• Отрывок:
· · · ·

# GRUB loading, please wait... Error 2

## AnDeV

Доброе утро !

Возникла проблема с грабом уже 3 дня не могу исправить выдает:

GRUB Loasing stage 1.5.

GRUB loading, please wait...

Error 2

В сервере стоит 2 винта в биосе стоят как raid0

sda

sda1 - boot

sda2 - /

без Свапа так как оперативки и так много

sdb

не смонтирован но подключен и разбит на разделы

сам GRUB конфиг:

default 0

timeout 30

splashimage=(hd0,0)/boot/grub/splash.xpm.gz

title Gentoo Linux 2.6.31

root (hd0,1)

kernel /boot/kernel-genkernel-x86-2.6.31-gentoo root=/dev/ram0 real_root=/dev/sda2 udev

initrd /boot/initramfs-genkernel-x86-2.6.31-gentoo

так же побывал:

default 0

timeout 30

splashimage=(hd0,1)/boot/grub/splash.xpm.gz

title Gentoo Linux 2.6.31

root (hd0,1)

kernel /boot/kernel-genkernel-x86-2.6.31-gentoo root=/dev/ram0 real_root=/dev/sda2 udev

initrd /boot/initramfs-genkernel-x86-2.6.31-gentoo

Помогите исправить ошибку очень надо.

· · · ·

• Что требуется сделать:
[1] Ответьте на вопросы по отрывку об ошибке загрузки GRUB.
(а) Сколько дней автор не может исправить проблему?
(б) Как два винта настроены в BIOS?
(в) Какое значение timeout задано в конфиге GRUB?
[2] Перепечатайте из отрывка об ошибке загрузки GRUB участок от слов «splashimage=(hd0,1)/boot/grub/splash.xpm.gz» до слов «ошибку очень надо.» включительно.
[3] Продолжите отрывок об ошибке загрузки GRUB, начав сразу после его последнего предложения.
Приведённые далее строки представляют собой отдельный материал.

• Исходные данные:
· · · ·

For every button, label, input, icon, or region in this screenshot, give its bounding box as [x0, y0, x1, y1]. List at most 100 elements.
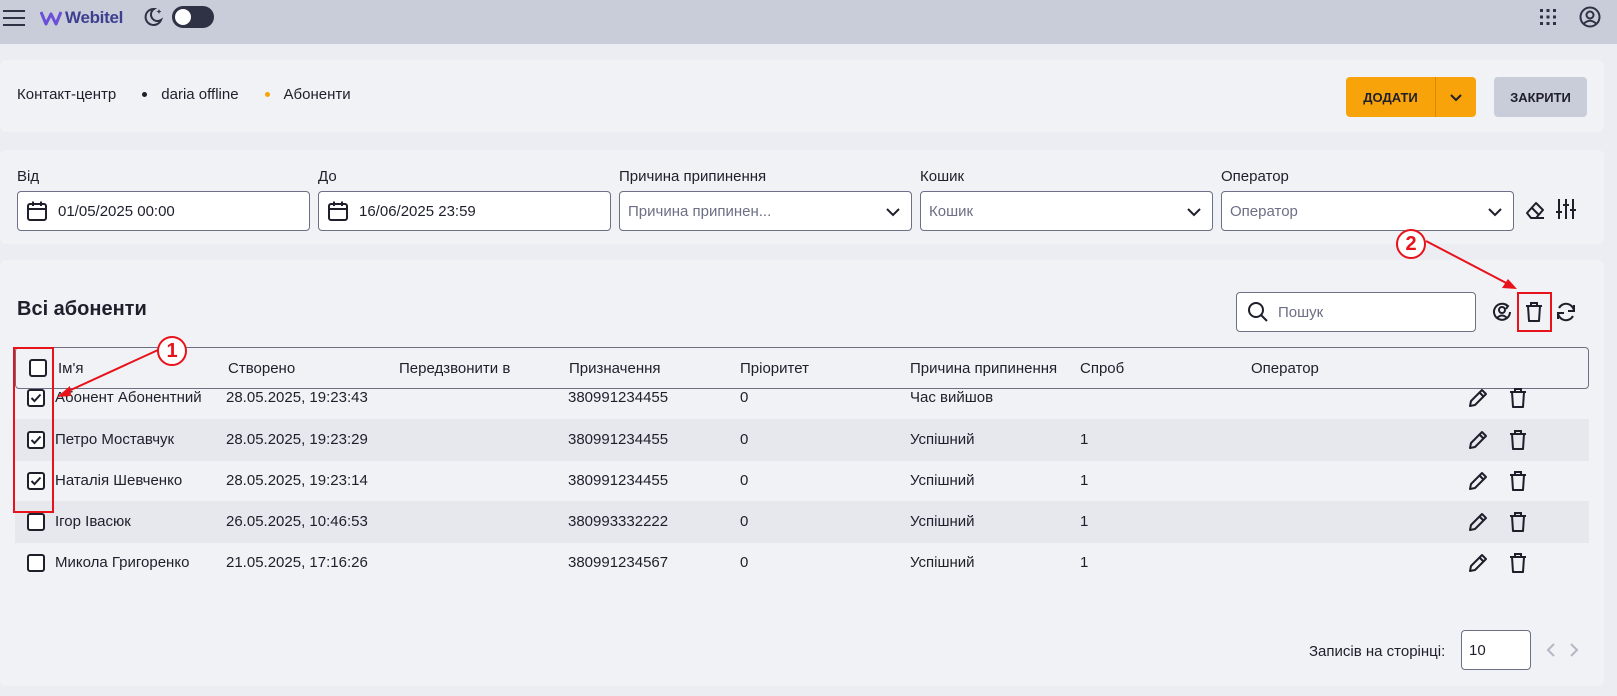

· · · ·

• Ожидаемые результаты:
[1]
(а) 3 дня.
(б) Как raid0.
(в) 30.

[2]
splashimage=(hd0,1)/boot/grub/splash.xpm.gz

title Gentoo Linux 2.6.31

root (hd0,1)

kernel /boot/kernel-genkernel-x86-2.6.31-gentoo root=/dev/ram0 real_root=/dev/sda2 udev

initrd /boot/initramfs-genkernel-x86-2.6.31-gentoo

Помогите исправить ошибку очень надо.

[3]
----------

## fank

http://www.linuxquestions.org/questions/linux-general-1/grub-error-2-and-possibly-related-problem-352343/

----------

## Laitr Keiows

 *AnDeV wrote:*   

> В сервере стоит 2 винта в биосе стоят как raid0

 

Не очень понятно, зачем это и к чему. См. также.

 *AnDeV wrote:*   

> без Свапа так как оперативки и так много

 

Своп полезен даже когда оперативки много. Впрочем дело ваше.

В какой файловой системе отформатирован boot-раздел?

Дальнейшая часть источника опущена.